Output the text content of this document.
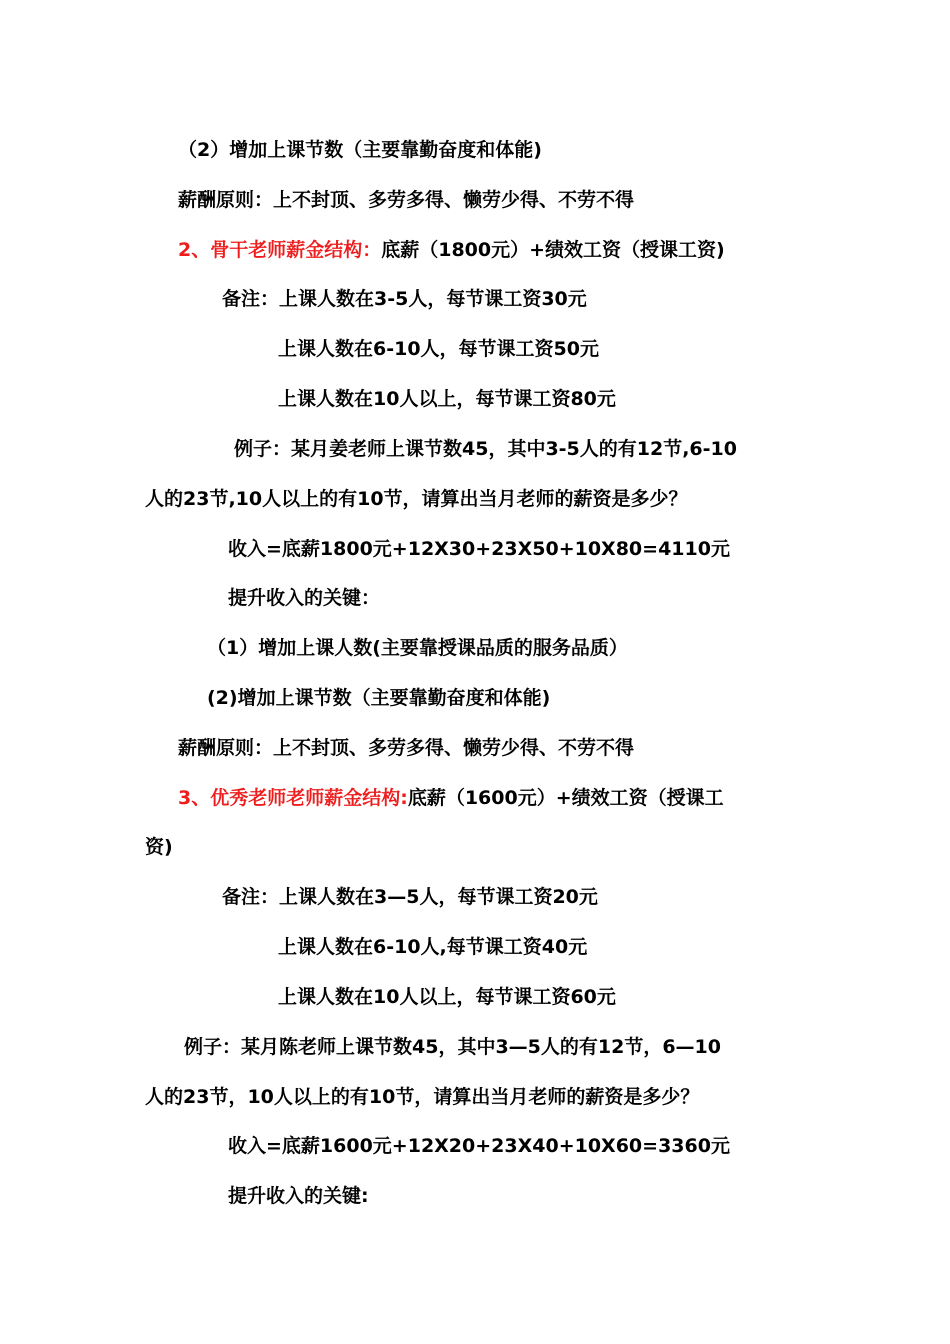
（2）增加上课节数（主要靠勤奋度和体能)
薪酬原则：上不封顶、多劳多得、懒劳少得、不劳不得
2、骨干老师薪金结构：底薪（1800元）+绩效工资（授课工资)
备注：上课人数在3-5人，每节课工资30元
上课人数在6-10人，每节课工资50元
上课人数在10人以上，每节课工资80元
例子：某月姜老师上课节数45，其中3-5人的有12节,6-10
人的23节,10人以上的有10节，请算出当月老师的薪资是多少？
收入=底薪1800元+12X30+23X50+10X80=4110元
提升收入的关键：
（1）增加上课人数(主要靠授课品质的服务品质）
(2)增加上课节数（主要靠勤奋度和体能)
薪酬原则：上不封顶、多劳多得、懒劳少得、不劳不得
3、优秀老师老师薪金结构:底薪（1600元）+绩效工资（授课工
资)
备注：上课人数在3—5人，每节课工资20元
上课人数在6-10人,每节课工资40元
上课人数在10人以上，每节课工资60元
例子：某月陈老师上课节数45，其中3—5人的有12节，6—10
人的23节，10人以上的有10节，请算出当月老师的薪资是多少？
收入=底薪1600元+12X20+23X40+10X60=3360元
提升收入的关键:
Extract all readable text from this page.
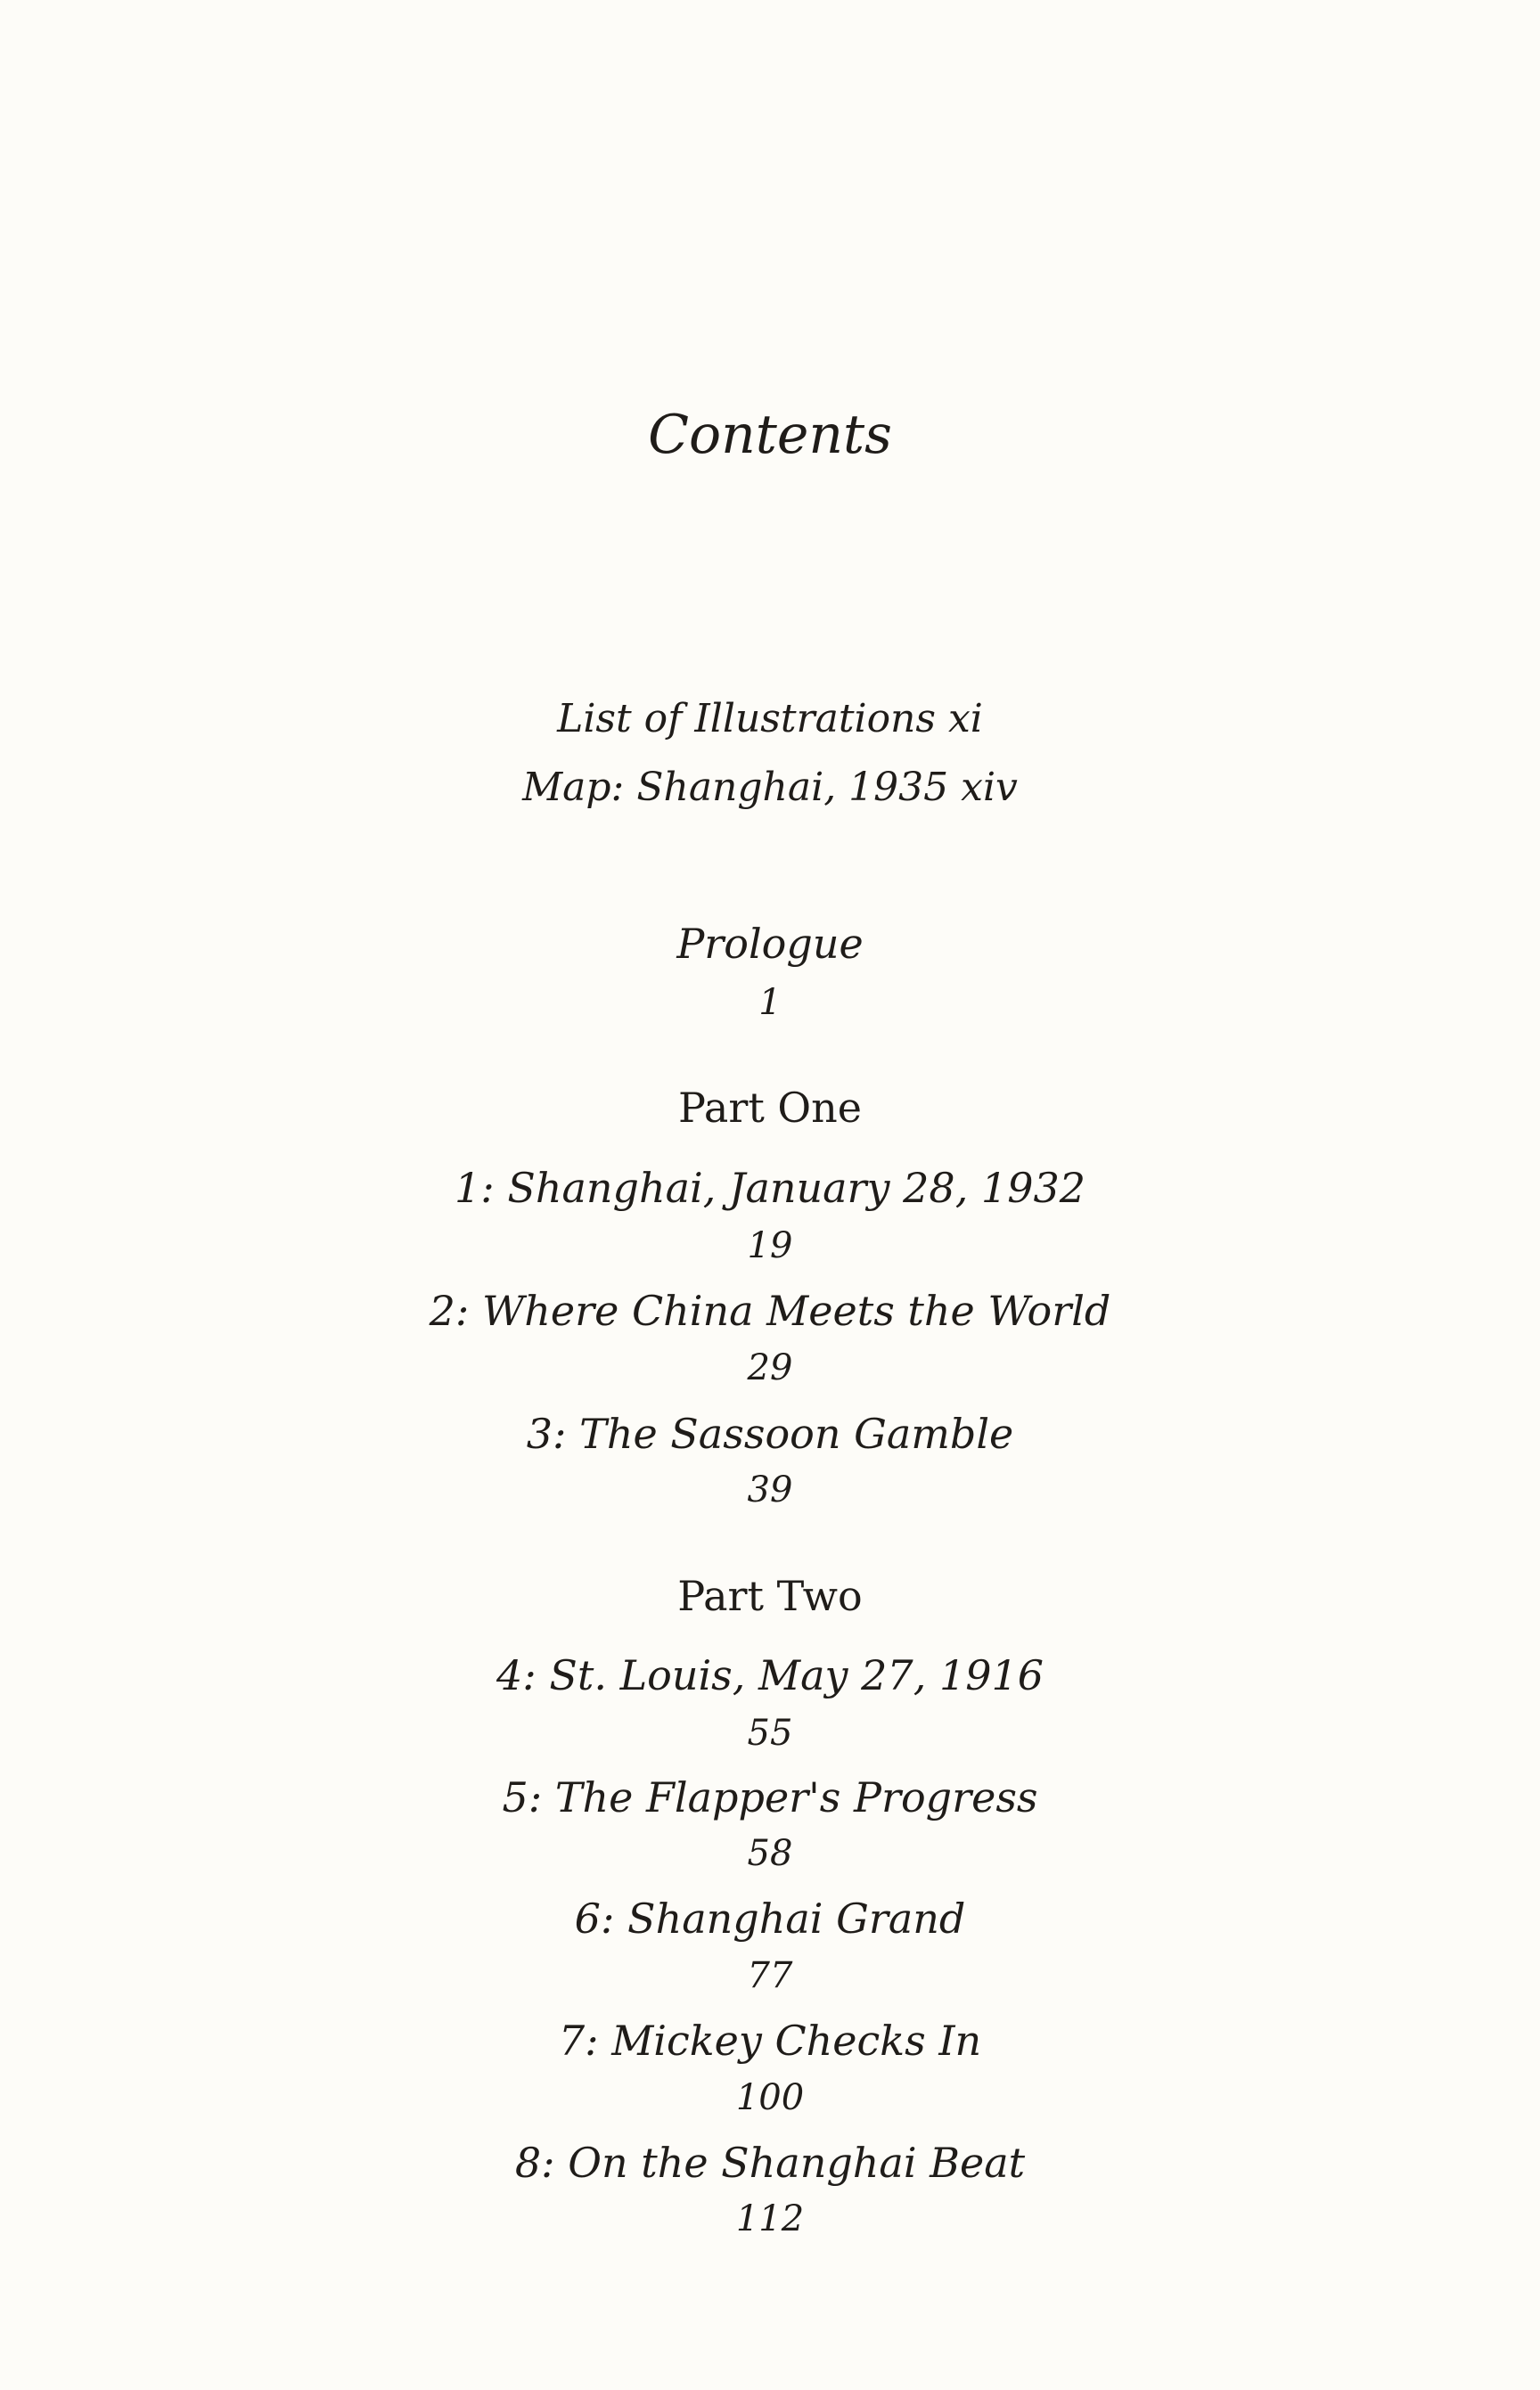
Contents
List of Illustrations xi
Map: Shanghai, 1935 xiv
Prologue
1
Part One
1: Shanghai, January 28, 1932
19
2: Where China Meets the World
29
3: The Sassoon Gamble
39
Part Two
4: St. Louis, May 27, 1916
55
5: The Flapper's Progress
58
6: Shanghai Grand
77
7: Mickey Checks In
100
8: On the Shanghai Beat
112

----------

▶ Set problem
Each line of the data is to be duplicated exactly; pictures stay out of the copy.

▶ Result of the task
Output the text content of this document.
（2）增加上课节数（主要靠勤奋度和体能)
薪酬原则：上不封顶、多劳多得、懒劳少得、不劳不得
2、骨干老师薪金结构：底薪（1800元）+绩效工资（授课工资)
备注：上课人数在3-5人，每节课工资30元
上课人数在6-10人，每节课工资50元
上课人数在10人以上，每节课工资80元
例子：某月姜老师上课节数45，其中3-5人的有12节,6-10
人的23节,10人以上的有10节，请算出当月老师的薪资是多少？
收入=底薪1800元+12X30+23X50+10X80=4110元
提升收入的关键：
（1）增加上课人数(主要靠授课品质的服务品质）
(2)增加上课节数（主要靠勤奋度和体能)
薪酬原则：上不封顶、多劳多得、懒劳少得、不劳不得
3、优秀老师老师薪金结构:底薪（1600元）+绩效工资（授课工
资)
备注：上课人数在3—5人，每节课工资20元
上课人数在6-10人,每节课工资40元
上课人数在10人以上，每节课工资60元
例子：某月陈老师上课节数45，其中3—5人的有12节，6—10
人的23节，10人以上的有10节，请算出当月老师的薪资是多少？
收入=底薪1600元+12X20+23X40+10X60=3360元
提升收入的关键:
Extract all readable text from this page.
Contents
List of Illustrations xi
Map: Shanghai, 1935 xiv
Prologue
1
Part One
1: Shanghai, January 28, 1932
19
2: Where China Meets the World
29
3: The Sassoon Gamble
39
Part Two
4: St. Louis, May 27, 1916
55
5: The Flapper's Progress
58
6: Shanghai Grand
77
7: Mickey Checks In
100
8: On the Shanghai Beat
112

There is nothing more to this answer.